>> Begin Records supplied

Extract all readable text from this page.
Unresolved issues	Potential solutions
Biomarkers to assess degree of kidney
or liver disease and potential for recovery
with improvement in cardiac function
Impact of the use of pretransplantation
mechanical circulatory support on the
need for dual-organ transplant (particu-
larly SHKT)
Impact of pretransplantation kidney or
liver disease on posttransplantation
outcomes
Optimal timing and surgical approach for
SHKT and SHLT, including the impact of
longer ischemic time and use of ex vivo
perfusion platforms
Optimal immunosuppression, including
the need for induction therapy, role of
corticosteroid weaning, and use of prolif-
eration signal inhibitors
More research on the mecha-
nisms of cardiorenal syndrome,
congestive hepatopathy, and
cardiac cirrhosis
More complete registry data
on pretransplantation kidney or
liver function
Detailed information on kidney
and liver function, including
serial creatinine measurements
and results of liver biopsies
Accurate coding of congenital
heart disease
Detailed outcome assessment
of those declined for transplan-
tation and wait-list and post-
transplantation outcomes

>> End Records supplied

# What is required
Pull out each line containing the word "liver" and copy it.

# Exercise result
or liver disease and potential for recovery
liver disease on posttransplantation
liver function
and liver function, including
and results of liver biopsies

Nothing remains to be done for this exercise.